• Entries shown:

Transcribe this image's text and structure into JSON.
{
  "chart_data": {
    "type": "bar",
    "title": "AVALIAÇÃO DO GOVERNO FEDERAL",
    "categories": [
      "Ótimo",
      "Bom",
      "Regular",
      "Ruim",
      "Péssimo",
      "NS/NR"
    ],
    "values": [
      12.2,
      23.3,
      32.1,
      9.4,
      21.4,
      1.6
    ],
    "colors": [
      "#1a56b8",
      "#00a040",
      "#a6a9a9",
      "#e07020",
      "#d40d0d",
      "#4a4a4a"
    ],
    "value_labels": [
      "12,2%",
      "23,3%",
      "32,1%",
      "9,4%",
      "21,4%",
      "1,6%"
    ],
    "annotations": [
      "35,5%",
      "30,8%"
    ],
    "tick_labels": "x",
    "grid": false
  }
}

• Set task: From the listing above, extract all records word for word.

• Answer to the exercise:
Transcribe this image's text and structure into JSON.
{
  "chart_data": {
    "type": "bar",
    "title": "AVALIAÇÃO DO GOVERNO FEDERAL",
    "categories": [
      "Ótimo",
      "Bom",
      "Regular",
      "Ruim",
      "Péssimo",
      "NS/NR"
    ],
    "values": [
      12.2,
      23.3,
      32.1,
      9.4,
      21.4,
      1.6
    ],
    "colors": [
      "#1a56b8",
      "#00a040",
      "#a6a9a9",
      "#e07020",
      "#d40d0d",
      "#4a4a4a"
    ],
    "value_labels": [
      "12,2%",
      "23,3%",
      "32,1%",
      "9,4%",
      "21,4%",
      "1,6%"
    ],
    "annotations": [
      "35,5%",
      "30,8%"
    ],
    "tick_labels": "x",
    "grid": false
  }
}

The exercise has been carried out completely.